+++ EXERCISE INPUT

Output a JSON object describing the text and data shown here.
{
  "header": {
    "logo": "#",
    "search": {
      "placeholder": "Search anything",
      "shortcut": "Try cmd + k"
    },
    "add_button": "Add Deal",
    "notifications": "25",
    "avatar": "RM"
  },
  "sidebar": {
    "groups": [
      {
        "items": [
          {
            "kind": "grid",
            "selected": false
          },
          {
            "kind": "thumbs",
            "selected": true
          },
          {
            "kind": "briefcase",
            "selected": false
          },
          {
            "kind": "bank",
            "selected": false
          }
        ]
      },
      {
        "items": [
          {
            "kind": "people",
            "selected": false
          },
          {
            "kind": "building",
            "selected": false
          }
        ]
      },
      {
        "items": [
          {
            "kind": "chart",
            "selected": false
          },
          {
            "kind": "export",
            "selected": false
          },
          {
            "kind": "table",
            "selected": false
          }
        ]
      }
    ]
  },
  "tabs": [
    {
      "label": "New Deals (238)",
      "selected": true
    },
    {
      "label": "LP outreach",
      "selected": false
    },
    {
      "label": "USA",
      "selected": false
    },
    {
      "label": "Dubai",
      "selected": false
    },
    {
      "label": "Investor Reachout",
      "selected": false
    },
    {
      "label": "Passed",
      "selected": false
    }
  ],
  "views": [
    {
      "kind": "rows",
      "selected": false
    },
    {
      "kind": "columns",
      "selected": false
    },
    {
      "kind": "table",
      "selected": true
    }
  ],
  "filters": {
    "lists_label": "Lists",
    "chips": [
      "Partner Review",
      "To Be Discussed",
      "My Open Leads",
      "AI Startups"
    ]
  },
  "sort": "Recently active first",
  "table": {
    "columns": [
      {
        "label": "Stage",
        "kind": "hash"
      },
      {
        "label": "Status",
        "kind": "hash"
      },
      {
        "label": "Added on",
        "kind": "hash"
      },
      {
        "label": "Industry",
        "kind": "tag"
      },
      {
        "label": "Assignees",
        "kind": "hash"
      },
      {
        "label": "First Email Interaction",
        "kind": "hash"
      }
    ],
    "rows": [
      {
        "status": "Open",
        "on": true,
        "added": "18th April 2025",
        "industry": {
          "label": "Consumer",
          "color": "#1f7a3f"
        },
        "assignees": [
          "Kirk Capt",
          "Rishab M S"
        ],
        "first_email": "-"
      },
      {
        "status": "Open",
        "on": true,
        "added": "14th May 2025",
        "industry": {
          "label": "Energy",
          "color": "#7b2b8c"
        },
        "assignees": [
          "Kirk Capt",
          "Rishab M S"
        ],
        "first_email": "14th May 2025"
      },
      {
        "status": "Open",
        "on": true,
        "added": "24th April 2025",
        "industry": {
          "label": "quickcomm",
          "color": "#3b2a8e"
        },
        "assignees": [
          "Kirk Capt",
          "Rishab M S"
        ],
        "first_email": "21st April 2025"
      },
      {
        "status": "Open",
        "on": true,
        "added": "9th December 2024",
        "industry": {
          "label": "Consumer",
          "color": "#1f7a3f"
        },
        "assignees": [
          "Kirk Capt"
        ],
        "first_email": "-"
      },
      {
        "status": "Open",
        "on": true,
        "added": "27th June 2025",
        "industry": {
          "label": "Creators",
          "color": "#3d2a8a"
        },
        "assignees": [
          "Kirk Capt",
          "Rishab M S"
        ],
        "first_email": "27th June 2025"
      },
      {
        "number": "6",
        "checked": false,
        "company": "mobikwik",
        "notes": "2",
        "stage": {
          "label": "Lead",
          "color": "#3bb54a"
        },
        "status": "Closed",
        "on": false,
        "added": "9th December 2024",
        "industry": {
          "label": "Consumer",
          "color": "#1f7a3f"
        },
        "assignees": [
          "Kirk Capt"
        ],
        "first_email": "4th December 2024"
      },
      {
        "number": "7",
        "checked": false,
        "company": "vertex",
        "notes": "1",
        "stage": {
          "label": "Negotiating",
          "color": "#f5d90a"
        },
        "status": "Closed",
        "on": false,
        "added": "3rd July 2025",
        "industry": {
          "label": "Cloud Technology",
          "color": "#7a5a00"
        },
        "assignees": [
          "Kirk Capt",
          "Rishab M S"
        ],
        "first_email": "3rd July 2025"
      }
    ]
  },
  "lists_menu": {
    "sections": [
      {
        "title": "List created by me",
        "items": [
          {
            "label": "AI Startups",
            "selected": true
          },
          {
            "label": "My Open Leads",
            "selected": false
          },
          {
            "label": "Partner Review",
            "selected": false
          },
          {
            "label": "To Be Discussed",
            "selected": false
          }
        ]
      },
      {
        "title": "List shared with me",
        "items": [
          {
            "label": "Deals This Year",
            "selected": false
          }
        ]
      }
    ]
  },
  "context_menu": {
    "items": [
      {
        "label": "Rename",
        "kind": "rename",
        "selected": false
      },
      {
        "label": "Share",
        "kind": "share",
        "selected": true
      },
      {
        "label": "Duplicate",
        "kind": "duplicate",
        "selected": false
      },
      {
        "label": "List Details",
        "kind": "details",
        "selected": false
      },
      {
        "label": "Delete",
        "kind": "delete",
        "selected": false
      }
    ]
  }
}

++++++

_STATED TASK_: Set down the listing above in full, please, exactly as it appears.

_RESPONSE TO THE EXERCISE_:
Output a JSON object describing the text and data shown here.
{
  "header": {
    "logo": "#",
    "search": {
      "placeholder": "Search anything",
      "shortcut": "Try cmd + k"
    },
    "add_button": "Add Deal",
    "notifications": "25",
    "avatar": "RM"
  },
  "sidebar": {
    "groups": [
      {
        "items": [
          {
            "kind": "grid",
            "selected": false
          },
          {
            "kind": "thumbs",
            "selected": true
          },
          {
            "kind": "briefcase",
            "selected": false
          },
          {
            "kind": "bank",
            "selected": false
          }
        ]
      },
      {
        "items": [
          {
            "kind": "people",
            "selected": false
          },
          {
            "kind": "building",
            "selected": false
          }
        ]
      },
      {
        "items": [
          {
            "kind": "chart",
            "selected": false
          },
          {
            "kind": "export",
            "selected": false
          },
          {
            "kind": "table",
            "selected": false
          }
        ]
      }
    ]
  },
  "tabs": [
    {
      "label": "New Deals (238)",
      "selected": true
    },
    {
      "label": "LP outreach",
      "selected": false
    },
    {
      "label": "USA",
      "selected": false
    },
    {
      "label": "Dubai",
      "selected": false
    },
    {
      "label": "Investor Reachout",
      "selected": false
    },
    {
      "label": "Passed",
      "selected": false
    }
  ],
  "views": [
    {
      "kind": "rows",
      "selected": false
    },
    {
      "kind": "columns",
      "selected": false
    },
    {
      "kind": "table",
      "selected": true
    }
  ],
  "filters": {
    "lists_label": "Lists",
    "chips": [
      "Partner Review",
      "To Be Discussed",
      "My Open Leads",
      "AI Startups"
    ]
  },
  "sort": "Recently active first",
  "table": {
    "columns": [
      {
        "label": "Stage",
        "kind": "hash"
      },
      {
        "label": "Status",
        "kind": "hash"
      },
      {
        "label": "Added on",
        "kind": "hash"
      },
      {
        "label": "Industry",
        "kind": "tag"
      },
      {
        "label": "Assignees",
        "kind": "hash"
      },
      {
        "label": "First Email Interaction",
        "kind": "hash"
      }
    ],
    "rows": [
      {
        "status": "Open",
        "on": true,
        "added": "18th April 2025",
        "industry": {
          "label": "Consumer",
          "color": "#1f7a3f"
        },
        "assignees": [
          "Kirk Capt",
          "Rishab M S"
        ],
        "first_email": "-"
      },
      {
        "status": "Open",
        "on": true,
        "added": "14th May 2025",
        "industry": {
          "label": "Energy",
          "color": "#7b2b8c"
        },
        "assignees": [
          "Kirk Capt",
          "Rishab M S"
        ],
        "first_email": "14th May 2025"
      },
      {
        "status": "Open",
        "on": true,
        "added": "24th April 2025",
        "industry": {
          "label": "quickcomm",
          "color": "#3b2a8e"
        },
        "assignees": [
          "Kirk Capt",
          "Rishab M S"
        ],
        "first_email": "21st April 2025"
      },
      {
        "status": "Open",
        "on": true,
        "added": "9th December 2024",
        "industry": {
          "label": "Consumer",
          "color": "#1f7a3f"
        },
        "assignees": [
          "Kirk Capt"
        ],
        "first_email": "-"
      },
      {
        "status": "Open",
        "on": true,
        "added": "27th June 2025",
        "industry": {
          "label": "Creators",
          "color": "#3d2a8a"
        },
        "assignees": [
          "Kirk Capt",
          "Rishab M S"
        ],
        "first_email": "27th June 2025"
      },
      {
        "number": "6",
        "checked": false,
        "company": "mobikwik",
        "notes": "2",
        "stage": {
          "label": "Lead",
          "color": "#3bb54a"
        },
        "status": "Closed",
        "on": false,
        "added": "9th December 2024",
        "industry": {
          "label": "Consumer",
          "color": "#1f7a3f"
        },
        "assignees": [
          "Kirk Capt"
        ],
        "first_email": "4th December 2024"
      },
      {
        "number": "7",
        "checked": false,
        "company": "vertex",
        "notes": "1",
        "stage": {
          "label": "Negotiating",
          "color": "#f5d90a"
        },
        "status": "Closed",
        "on": false,
        "added": "3rd July 2025",
        "industry": {
          "label": "Cloud Technology",
          "color": "#7a5a00"
        },
        "assignees": [
          "Kirk Capt",
          "Rishab M S"
        ],
        "first_email": "3rd July 2025"
      }
    ]
  },
  "lists_menu": {
    "sections": [
      {
        "title": "List created by me",
        "items": [
          {
            "label": "AI Startups",
            "selected": true
          },
          {
            "label": "My Open Leads",
            "selected": false
          },
          {
            "label": "Partner Review",
            "selected": false
          },
          {
            "label": "To Be Discussed",
            "selected": false
          }
        ]
      },
      {
        "title": "List shared with me",
        "items": [
          {
            "label": "Deals This Year",
            "selected": false
          }
        ]
      }
    ]
  },
  "context_menu": {
    "items": [
      {
        "label": "Rename",
        "kind": "rename",
        "selected": false
      },
      {
        "label": "Share",
        "kind": "share",
        "selected": true
      },
      {
        "label": "Duplicate",
        "kind": "duplicate",
        "selected": false
      },
      {
        "label": "List Details",
        "kind": "details",
        "selected": false
      },
      {
        "label": "Delete",
        "kind": "delete",
        "selected": false
      }
    ]
  }
}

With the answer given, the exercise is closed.